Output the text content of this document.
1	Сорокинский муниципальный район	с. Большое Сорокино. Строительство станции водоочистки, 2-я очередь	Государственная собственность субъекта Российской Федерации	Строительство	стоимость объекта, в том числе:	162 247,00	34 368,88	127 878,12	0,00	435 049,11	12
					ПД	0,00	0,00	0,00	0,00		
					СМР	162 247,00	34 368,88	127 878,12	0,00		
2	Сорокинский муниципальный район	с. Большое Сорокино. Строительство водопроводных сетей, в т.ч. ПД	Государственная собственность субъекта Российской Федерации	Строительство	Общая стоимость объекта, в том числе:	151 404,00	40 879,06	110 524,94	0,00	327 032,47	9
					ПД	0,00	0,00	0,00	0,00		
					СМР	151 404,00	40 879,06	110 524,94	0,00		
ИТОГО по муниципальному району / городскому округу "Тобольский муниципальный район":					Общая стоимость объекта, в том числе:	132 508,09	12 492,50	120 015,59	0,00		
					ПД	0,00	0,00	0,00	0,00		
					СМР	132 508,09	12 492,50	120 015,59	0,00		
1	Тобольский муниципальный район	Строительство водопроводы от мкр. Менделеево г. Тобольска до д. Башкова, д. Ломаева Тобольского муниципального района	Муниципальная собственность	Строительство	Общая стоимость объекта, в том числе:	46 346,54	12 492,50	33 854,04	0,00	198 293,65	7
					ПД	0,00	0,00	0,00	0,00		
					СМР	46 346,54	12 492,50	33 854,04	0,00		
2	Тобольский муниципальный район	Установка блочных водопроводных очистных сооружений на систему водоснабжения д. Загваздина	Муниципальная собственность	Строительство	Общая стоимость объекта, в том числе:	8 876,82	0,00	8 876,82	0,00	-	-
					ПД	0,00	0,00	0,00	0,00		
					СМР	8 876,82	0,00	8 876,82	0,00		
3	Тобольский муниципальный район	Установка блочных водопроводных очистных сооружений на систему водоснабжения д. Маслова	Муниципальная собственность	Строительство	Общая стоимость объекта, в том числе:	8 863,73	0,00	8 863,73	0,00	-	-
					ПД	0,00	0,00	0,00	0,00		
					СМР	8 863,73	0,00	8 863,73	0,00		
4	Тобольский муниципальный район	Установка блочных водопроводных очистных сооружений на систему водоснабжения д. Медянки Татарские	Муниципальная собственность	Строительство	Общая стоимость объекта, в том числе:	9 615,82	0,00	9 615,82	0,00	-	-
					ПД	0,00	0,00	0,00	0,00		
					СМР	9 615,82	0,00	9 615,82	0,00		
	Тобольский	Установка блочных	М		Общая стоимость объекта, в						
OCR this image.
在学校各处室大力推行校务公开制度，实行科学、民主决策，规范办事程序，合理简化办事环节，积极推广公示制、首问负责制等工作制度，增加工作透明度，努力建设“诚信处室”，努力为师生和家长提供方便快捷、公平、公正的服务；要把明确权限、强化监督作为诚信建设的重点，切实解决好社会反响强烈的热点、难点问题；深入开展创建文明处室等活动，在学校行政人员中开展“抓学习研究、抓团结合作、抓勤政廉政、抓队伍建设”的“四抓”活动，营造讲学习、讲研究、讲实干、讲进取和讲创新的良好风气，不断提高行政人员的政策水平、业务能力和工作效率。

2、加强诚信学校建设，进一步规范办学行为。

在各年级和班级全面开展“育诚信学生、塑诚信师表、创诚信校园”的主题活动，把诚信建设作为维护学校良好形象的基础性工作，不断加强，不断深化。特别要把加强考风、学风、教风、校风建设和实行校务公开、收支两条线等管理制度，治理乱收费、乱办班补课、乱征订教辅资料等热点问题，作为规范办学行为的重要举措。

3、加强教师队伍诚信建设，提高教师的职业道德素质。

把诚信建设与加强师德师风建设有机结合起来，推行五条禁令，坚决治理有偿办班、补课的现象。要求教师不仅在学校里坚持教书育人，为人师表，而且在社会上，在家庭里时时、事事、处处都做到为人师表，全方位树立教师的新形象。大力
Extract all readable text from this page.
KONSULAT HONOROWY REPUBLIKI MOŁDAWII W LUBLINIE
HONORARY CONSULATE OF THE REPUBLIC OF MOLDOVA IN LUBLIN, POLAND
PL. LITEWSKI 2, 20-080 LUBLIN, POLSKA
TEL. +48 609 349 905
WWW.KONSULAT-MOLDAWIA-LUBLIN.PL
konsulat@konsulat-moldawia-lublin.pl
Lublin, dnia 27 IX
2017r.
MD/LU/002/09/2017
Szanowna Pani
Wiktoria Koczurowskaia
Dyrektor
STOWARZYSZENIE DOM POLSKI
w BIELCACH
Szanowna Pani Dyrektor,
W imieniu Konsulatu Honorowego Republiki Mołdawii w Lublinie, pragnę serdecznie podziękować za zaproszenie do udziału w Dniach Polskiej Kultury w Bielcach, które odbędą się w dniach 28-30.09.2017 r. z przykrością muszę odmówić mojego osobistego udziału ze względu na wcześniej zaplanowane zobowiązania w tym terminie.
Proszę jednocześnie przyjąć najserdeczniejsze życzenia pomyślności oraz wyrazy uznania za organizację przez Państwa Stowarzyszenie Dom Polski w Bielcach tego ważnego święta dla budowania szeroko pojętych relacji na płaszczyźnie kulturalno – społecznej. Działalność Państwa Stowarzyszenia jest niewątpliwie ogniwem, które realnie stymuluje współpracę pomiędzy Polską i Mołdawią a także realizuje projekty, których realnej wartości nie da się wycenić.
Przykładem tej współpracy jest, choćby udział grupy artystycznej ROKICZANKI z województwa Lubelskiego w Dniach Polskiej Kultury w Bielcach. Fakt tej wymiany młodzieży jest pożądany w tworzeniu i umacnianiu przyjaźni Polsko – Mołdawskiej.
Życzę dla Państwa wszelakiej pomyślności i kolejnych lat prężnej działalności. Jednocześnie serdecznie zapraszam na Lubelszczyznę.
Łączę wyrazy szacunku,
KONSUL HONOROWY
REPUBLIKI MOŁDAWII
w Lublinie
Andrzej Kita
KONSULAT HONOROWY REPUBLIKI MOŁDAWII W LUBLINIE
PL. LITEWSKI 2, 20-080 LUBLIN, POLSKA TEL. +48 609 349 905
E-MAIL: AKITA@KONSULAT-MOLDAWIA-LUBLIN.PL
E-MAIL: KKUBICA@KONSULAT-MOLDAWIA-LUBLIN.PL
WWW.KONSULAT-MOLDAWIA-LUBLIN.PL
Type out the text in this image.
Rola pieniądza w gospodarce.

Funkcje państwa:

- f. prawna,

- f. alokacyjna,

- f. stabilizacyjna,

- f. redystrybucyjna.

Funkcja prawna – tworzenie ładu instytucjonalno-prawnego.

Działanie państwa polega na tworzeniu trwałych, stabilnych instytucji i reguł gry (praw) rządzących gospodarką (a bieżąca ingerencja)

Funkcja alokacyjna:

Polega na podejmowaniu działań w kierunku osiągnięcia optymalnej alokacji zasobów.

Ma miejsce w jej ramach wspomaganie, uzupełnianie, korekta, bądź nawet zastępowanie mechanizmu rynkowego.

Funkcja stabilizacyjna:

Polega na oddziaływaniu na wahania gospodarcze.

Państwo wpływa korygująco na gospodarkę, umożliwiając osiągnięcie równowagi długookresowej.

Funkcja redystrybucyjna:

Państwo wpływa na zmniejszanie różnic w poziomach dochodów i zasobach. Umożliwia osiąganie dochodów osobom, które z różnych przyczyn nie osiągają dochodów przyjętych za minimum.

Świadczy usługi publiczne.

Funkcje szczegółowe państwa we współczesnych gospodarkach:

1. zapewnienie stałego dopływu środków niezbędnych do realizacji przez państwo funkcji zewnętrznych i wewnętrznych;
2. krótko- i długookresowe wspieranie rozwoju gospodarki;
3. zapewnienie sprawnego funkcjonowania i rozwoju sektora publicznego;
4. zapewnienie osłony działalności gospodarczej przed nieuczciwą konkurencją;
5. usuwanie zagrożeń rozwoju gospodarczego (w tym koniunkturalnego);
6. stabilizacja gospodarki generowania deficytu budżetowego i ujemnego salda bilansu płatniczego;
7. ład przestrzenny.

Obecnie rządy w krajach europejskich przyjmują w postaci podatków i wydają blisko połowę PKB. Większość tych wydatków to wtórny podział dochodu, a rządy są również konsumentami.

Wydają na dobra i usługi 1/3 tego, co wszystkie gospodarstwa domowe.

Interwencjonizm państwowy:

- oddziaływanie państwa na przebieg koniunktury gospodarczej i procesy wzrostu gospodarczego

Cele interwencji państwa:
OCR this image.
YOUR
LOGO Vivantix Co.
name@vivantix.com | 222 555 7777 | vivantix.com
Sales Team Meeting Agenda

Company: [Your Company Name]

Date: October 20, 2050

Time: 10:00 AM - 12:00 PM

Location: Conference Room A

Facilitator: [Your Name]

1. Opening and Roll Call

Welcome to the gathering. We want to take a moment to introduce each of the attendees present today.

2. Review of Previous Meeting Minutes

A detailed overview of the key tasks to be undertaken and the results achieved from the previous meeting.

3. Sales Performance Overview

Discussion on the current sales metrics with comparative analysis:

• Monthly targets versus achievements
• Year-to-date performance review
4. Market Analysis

Exercise prompt: Copy all lines from the entries that contain the word "Dniach".

Task result:
W imieniu Konsulatu Honorowego Republiki Mołdawii w Lublinie, pragnę serdecznie podziękować za zaproszenie do udziału w Dniach Polskiej Kultury w Bielcach, które odbędą się w dniach 28-30.09.2017 r. z przykrością muszę odmówić mojego osobistego udziału ze względu na wcześniej zaplanowane zobowiązania w tym terminie.
Przykładem tej współpracy jest, choćby udział grupy artystycznej ROKICZANKI z województwa Lubelskiego w Dniach Polskiej Kultury w Bielcach. Fakt tej wymiany młodzieży jest pożądany w tworzeniu i umacnianiu przyjaźni Polsko – Mołdawskiej.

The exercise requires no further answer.